• _What is required_: Format the material below as a Markdown table with the columns Row and Material line, starting at the line that contains "legend-label: 保健品 — [369, 425, 420, 445]" and stopping after the line that contains "data-label: 6.30% — [302, 84, 356, 104]". Number each row and leave out blank lines.

• _Stored data_:
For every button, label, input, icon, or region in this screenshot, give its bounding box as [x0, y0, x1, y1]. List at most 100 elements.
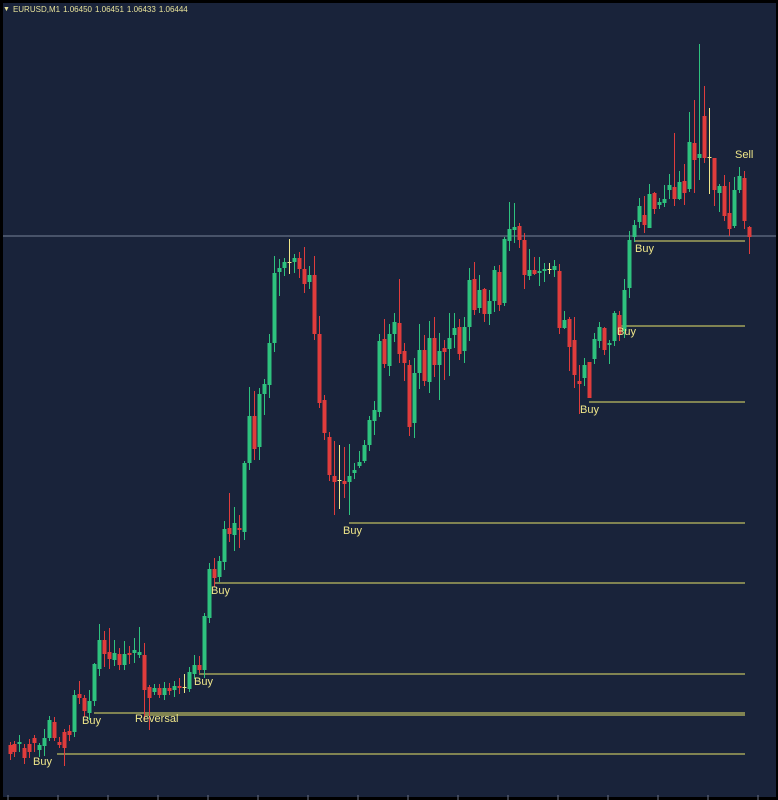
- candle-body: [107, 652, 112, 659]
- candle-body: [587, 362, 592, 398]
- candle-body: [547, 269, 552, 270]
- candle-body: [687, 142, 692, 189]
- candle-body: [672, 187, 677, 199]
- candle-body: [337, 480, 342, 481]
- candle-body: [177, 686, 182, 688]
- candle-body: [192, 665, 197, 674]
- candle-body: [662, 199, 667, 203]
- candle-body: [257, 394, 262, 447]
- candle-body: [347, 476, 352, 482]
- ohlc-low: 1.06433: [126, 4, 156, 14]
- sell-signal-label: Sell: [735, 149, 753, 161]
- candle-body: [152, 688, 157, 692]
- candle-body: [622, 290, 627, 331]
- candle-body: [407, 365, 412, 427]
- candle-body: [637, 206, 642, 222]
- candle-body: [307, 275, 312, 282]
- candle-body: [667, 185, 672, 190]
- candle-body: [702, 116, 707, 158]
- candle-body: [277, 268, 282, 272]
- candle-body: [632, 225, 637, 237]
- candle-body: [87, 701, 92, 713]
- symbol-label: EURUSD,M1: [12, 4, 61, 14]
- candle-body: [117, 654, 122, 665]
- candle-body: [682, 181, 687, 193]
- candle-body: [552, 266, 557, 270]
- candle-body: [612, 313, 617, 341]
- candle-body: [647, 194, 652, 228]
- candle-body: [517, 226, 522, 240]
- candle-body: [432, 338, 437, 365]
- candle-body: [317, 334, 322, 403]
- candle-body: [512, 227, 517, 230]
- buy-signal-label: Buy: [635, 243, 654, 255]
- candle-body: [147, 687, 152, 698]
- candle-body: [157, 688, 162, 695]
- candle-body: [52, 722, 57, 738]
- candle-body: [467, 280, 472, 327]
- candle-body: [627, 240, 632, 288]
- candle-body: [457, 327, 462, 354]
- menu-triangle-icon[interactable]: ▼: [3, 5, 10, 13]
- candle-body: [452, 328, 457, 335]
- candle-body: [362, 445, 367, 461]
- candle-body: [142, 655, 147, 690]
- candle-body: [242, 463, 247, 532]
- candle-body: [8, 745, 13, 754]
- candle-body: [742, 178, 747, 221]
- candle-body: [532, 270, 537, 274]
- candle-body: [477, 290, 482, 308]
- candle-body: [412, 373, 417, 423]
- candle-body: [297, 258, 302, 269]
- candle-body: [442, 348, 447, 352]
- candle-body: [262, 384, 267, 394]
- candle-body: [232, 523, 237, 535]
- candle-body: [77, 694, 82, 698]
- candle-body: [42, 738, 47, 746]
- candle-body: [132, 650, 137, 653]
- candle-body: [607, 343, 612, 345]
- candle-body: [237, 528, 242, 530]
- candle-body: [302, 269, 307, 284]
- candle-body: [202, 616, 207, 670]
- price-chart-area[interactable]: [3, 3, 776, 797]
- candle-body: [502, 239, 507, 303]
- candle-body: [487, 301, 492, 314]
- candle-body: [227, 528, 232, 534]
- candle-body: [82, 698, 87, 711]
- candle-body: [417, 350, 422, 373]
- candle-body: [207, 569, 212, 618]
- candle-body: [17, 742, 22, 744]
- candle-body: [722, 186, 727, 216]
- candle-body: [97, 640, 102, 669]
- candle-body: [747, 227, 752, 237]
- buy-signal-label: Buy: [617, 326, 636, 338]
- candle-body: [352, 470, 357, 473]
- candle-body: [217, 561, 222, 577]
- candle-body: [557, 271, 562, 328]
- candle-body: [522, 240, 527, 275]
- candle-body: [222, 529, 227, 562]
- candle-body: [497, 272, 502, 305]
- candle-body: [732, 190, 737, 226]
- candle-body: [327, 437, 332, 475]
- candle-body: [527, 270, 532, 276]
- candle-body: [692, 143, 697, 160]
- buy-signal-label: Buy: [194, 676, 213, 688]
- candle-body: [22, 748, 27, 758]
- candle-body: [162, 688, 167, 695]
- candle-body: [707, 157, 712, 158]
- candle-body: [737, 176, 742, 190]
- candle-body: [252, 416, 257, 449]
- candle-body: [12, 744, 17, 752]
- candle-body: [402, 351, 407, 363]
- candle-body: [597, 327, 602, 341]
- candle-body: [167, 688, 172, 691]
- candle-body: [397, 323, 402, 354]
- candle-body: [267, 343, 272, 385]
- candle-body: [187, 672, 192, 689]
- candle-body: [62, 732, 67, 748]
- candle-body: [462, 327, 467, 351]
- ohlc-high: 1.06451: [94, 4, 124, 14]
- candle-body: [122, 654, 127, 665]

...

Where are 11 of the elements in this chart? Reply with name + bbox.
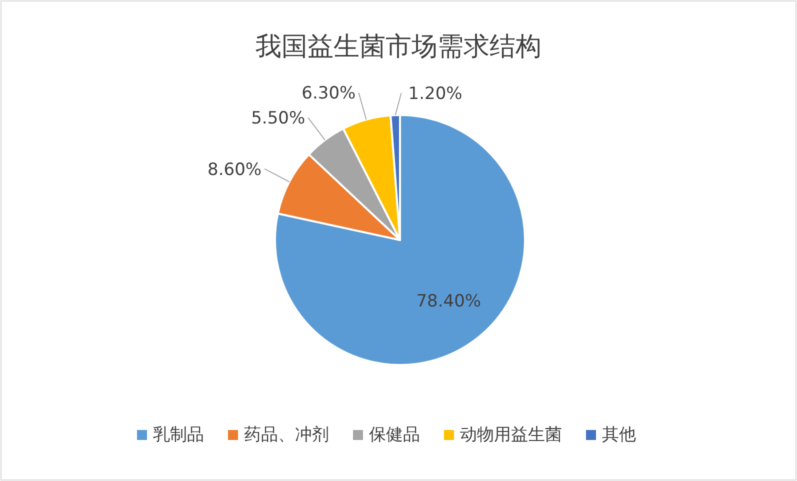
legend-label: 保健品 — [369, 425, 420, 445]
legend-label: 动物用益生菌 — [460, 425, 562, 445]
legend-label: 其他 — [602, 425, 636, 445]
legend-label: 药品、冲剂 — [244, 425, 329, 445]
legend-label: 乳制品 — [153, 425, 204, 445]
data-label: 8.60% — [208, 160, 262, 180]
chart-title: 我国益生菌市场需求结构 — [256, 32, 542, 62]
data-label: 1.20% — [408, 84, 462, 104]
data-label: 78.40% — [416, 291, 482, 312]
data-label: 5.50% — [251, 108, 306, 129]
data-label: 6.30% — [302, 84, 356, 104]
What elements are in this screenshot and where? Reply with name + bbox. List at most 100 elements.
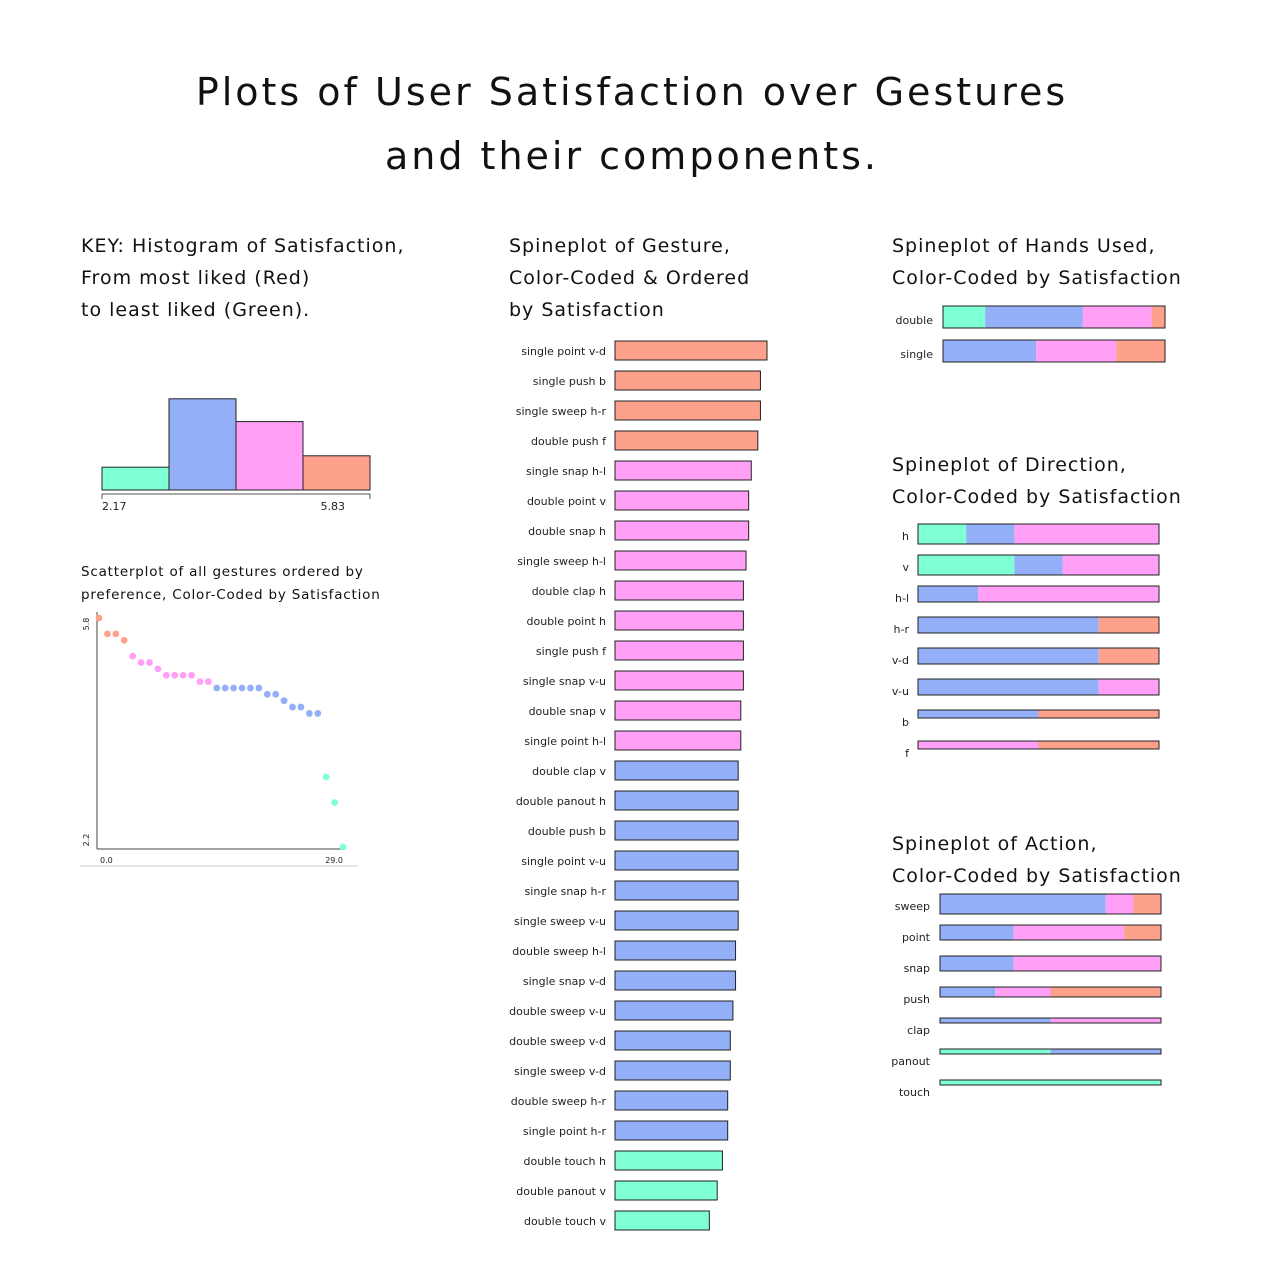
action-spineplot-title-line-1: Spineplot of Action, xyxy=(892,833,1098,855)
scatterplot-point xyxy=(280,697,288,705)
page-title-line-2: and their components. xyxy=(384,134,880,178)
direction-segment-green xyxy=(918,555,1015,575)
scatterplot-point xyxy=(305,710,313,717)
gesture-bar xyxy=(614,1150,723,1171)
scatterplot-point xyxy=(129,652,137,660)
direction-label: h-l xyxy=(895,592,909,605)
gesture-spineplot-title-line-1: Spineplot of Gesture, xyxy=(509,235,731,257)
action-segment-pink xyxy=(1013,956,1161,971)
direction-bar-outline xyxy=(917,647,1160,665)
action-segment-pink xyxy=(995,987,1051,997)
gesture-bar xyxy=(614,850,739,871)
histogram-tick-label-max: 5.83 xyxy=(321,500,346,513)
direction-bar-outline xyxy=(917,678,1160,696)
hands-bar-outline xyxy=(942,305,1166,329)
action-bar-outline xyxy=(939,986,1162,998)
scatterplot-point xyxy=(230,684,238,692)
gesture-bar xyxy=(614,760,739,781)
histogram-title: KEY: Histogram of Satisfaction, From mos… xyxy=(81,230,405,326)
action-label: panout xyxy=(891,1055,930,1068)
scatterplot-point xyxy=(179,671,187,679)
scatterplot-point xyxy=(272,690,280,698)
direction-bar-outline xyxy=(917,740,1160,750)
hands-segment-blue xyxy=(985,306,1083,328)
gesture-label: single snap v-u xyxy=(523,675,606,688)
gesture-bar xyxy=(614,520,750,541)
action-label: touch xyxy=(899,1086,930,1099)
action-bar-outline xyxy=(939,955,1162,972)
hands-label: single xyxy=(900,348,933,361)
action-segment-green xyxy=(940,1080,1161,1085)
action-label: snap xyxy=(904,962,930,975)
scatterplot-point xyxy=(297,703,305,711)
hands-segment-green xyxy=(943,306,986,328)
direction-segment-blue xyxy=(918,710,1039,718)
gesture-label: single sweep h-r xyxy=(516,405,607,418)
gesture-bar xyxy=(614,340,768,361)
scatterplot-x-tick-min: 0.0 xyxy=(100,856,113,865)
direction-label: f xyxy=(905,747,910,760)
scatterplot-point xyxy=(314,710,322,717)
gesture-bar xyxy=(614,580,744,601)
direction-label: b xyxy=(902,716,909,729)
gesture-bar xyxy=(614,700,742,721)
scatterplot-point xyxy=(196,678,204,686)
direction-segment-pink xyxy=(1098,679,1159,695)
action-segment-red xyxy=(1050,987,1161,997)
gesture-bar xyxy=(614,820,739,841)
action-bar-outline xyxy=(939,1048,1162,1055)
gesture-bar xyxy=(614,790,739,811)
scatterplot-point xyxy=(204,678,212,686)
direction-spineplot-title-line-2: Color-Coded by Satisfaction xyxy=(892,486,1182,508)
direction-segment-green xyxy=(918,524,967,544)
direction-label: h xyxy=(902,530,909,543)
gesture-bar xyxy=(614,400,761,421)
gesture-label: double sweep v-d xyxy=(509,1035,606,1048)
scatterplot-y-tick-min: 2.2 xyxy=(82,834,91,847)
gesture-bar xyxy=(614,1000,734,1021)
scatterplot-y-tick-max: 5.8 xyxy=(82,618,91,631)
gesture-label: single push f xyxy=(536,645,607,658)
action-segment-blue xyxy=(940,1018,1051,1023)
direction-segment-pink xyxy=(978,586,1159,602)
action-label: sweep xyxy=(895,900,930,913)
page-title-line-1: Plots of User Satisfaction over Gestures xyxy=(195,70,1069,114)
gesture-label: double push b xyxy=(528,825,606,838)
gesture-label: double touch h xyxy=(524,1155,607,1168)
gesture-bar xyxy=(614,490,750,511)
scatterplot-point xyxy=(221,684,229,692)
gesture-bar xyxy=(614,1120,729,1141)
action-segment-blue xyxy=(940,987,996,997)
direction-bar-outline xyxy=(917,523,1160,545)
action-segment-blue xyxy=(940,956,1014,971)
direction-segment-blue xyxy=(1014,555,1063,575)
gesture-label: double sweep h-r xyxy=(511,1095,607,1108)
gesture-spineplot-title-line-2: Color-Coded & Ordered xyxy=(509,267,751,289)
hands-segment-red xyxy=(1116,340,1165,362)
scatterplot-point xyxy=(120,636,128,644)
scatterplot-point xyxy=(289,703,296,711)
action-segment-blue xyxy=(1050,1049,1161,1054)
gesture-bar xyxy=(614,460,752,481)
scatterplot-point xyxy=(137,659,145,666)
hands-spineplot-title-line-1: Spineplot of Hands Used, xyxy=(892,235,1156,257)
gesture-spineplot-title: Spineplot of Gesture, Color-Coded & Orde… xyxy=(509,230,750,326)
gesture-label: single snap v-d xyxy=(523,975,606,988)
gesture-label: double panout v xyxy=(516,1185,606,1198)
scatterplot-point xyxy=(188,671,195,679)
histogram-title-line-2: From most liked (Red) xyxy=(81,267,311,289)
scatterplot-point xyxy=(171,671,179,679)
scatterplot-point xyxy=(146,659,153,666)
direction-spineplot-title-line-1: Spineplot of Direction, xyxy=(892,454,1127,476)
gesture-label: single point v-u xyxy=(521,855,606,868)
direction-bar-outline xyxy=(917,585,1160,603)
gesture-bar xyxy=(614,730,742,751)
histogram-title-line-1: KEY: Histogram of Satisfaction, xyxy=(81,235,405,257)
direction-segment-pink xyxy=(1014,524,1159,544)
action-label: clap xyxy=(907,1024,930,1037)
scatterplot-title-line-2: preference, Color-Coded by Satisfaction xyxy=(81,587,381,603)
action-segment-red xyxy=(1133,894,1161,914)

• _Result_:
| Row | Material line |
|---|---|
| 1 | legend-label: 保健品 — [369, 425, 420, 445] |
| 2 | legend-label: 动物用益生菌 — [460, 425, 562, 445] |
| 3 | legend-label: 其他 — [602, 425, 636, 445] |
| 4 | legend-label: 药品、冲剂 — [244, 425, 329, 445] |
| 5 | legend-label: 乳制品 — [153, 425, 204, 445] |
| 6 | data-label: 8.60% — [208, 160, 262, 180] |
| 7 | chart-title: 我国益生菌市场需求结构 — [256, 32, 542, 62] |
| 8 | data-label: 1.20% — [408, 84, 462, 104] |
| 9 | data-label: 78.40% — [416, 291, 482, 312] |
| 10 | data-label: 5.50% — [251, 108, 306, 129] |
| 11 | data-label: 6.30% — [302, 84, 356, 104] |